What is required | Only the lines holding the string "ante" are needed. Copy each one.

Given entries |
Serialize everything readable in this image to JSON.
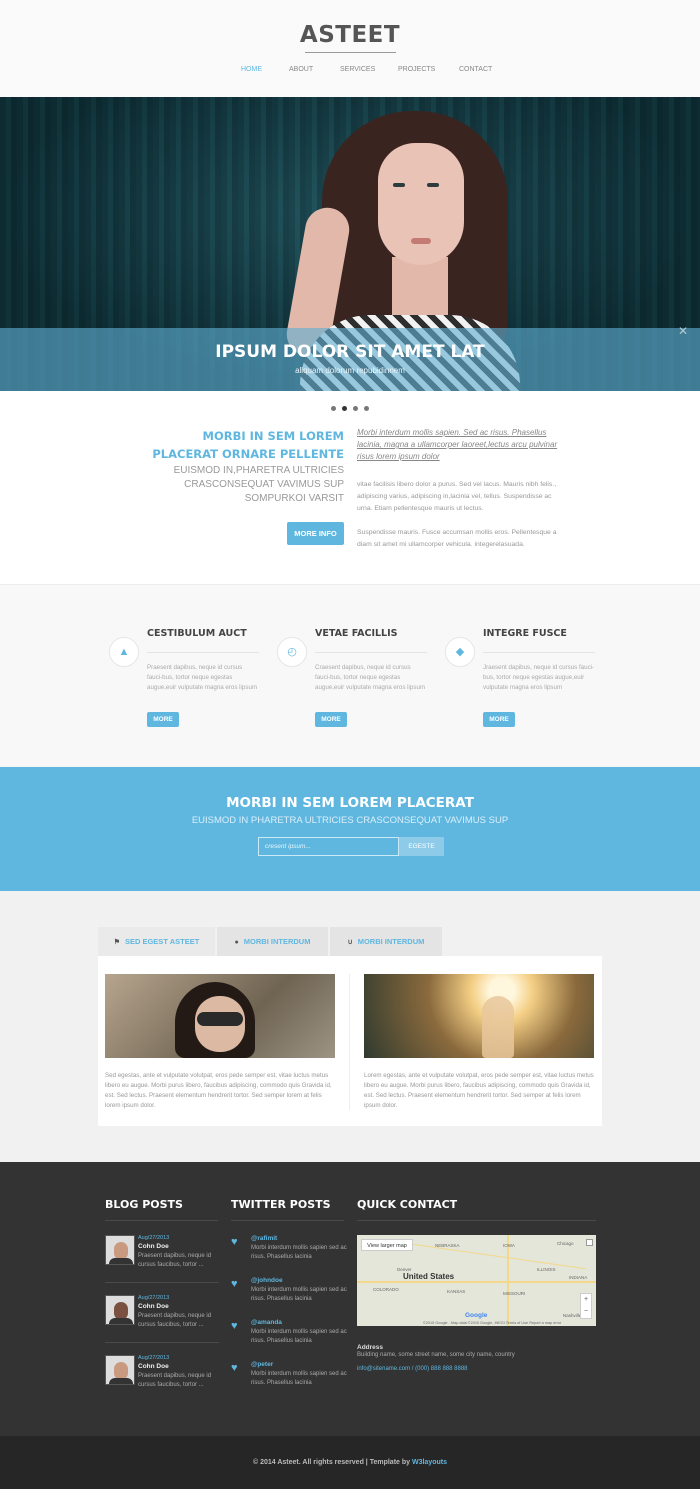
{
  "header": {
    "logo": "ASTEET",
    "nav": [
      {
        "label": "HOME",
        "active": true
      },
      {
        "label": "ABOUT",
        "active": false
      },
      {
        "label": "SERVICES",
        "active": false
      },
      {
        "label": "PROJECTS",
        "active": false
      },
      {
        "label": "CONTACT",
        "active": false
      }
    ]
  },
  "hero": {
    "title": "IPSUM DOLOR SIT AMET LAT",
    "subtitle": "aliquam dolorum repubidinnem",
    "slides_total": 4,
    "active_slide": 2
  },
  "intro": {
    "heading": "MORBI IN SEM LOREM PLACERAT ORNARE PELLENTE",
    "subheading": "EUISMOD IN,PHARETRA ULTRICIES CRASCONSEQUAT VAVIMUS SUP SOMPURKOI VARSIT",
    "button": "MORE INFO",
    "link_text": "Morbi interdum mollis sapien. Sed ac risus. Phasellus lacinia, magna a ullamcorper laoreet,lectus arcu pulvinar risus lorem ipsum dolor",
    "para1": "vitae facilisis libero dolor a purus. Sed vel lacus. Mauris nibh felis., adipiscing varius, adipiscing in,lacinia vel, tellus. Suspendisse ac urna. Etiam pellentesque mauris ut lectus.",
    "para2": "Suspendisse mauris. Fusce accumsan mollis eros. Pellentesque a diam sit amet mi ullamcorper vehicula. integerelasuada."
  },
  "features": [
    {
      "icon": "user-icon",
      "title": "CESTIBULUM AUCT",
      "text": "Praesent dapibus, neque id cursus fauci-bus, tortor neque egestas augue,euir vulputate magna eros lipsum",
      "button": "MORE"
    },
    {
      "icon": "clock-icon",
      "title": "VETAE FACILLIS",
      "text": "Craesent dapibus, neque id cursus fauci-bus, tortor neque egestas augue,euir vulputate magna eros lipsum",
      "button": "MORE"
    },
    {
      "icon": "tag-icon",
      "title": "INTEGRE FUSCE",
      "text": "Jraesent dapibus, neque id cursus fauci-bus, tortor neque egestas augue,euir vulputate magna eros lipsum",
      "button": "MORE"
    }
  ],
  "band": {
    "title": "MORBI IN SEM LOREM PLACERAT",
    "subtitle": "EUISMOD IN PHARETRA ULTRICIES CRASCONSEQUAT VAVIMUS SUP",
    "input_placeholder": "cresent ipsum...",
    "button": "EGESTE"
  },
  "tabs": [
    {
      "icon": "flag-icon",
      "label": "SED EGEST ASTEET",
      "active": true
    },
    {
      "icon": "drop-icon",
      "label": "MORBI INTERDUM",
      "active": false
    },
    {
      "icon": "magnet-icon",
      "label": "MORBI INTERDUM",
      "active": false
    }
  ],
  "tab_panel": [
    {
      "text": "Sed egestas, ante et vulputate volutpat, eros pede semper est, vitae luctus metus libero eu augue. Morbi purus libero, faucibus adipiscing, commodo quis Gravida id, est. Sed lectus. Praesent elementum hendrerit tortor. Sed semper lorem at felis lorem ipsum dolor."
    },
    {
      "text": "Lorem egestas, ante et vulputate volutpat, eros pede semper est, vitae luctus metus libero eu augue. Morbi purus libero, faucibus adipiscing, commodo quis Gravida id, est. Sed lectus. Praesent elementum hendrerit tortor. Sed semper at felis lorem ipsum dolor."
    }
  ],
  "footer": {
    "blog_title": "BLOG POSTS",
    "twitter_title": "TWITTER POSTS",
    "contact_title": "QUICK CONTACT",
    "blog_posts": [
      {
        "date": "Aug/27/2013",
        "name": "Cohn Doe",
        "text": "Praesent dapibus, neque id cursus faucibus, tortor ..."
      },
      {
        "date": "Aug/27/2013",
        "name": "Cohn Doe",
        "text": "Praesent dapibus, neque id cursus faucibus, tortor ..."
      },
      {
        "date": "Aug/27/2013",
        "name": "Cohn Doe",
        "text": "Praesent dapibus, neque id cursus faucibus, tortor ..."
      }
    ],
    "tweets": [
      {
        "user": "@rafimit",
        "text": "Morbi interdum mollis sapien sed ac risus. Phasellus lacinia"
      },
      {
        "user": "@johndoe",
        "text": "Morbi interdum mollis sapien sed ac risus. Phasellus lacinia"
      },
      {
        "user": "@amanda",
        "text": "Morbi interdum mollis sapien sed ac risus. Phasellus lacinia"
      },
      {
        "user": "@peter",
        "text": "Morbi interdum mollis sapien sed ac risus. Phasellus lacinia"
      }
    ],
    "map": {
      "larger_map": "View larger map",
      "country": "United States",
      "labels": [
        "NEBRASKA",
        "IOWA",
        "Chicago",
        "Denver",
        "ILLINOIS",
        "INDIANA",
        "COLORADO",
        "KANSAS",
        "MISSOURI",
        "Nashville"
      ],
      "brand": "Google",
      "footer": "©2015 Google - Map data ©2015 Google, INEGI   Terms of Use   Report a map error"
    },
    "address_title": "Address",
    "address_text": "Building name, some street name, some city name, country",
    "contact_line": "info@sitename.com / (000) 888 888 8888"
  },
  "copyright": {
    "text": "© 2014 Asteet. All rights reserved | Template by ",
    "brand": "W3layouts"
  },
  "colors": {
    "accent": "#5fb7e0",
    "footer_bg": "#333333",
    "copyright_bg": "#262626"
  }
}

Finished task |
      "text": "Sed egestas, ante et vulputate volutpat, eros pede semper est, vitae luctus metus libero eu augue. Morbi purus libero, faucibus adipiscing, commodo quis Gravida id, est. Sed lectus. Praesent elementum hendrerit tortor. Sed semper lorem at felis lorem ipsum dolor."
      "text": "Lorem egestas, ante et vulputate volutpat, eros pede semper est, vitae luctus metus libero eu augue. Morbi purus libero, faucibus adipiscing, commodo quis Gravida id, est. Sed lectus. Praesent elementum hendrerit tortor. Sed semper at felis lorem ipsum dolor."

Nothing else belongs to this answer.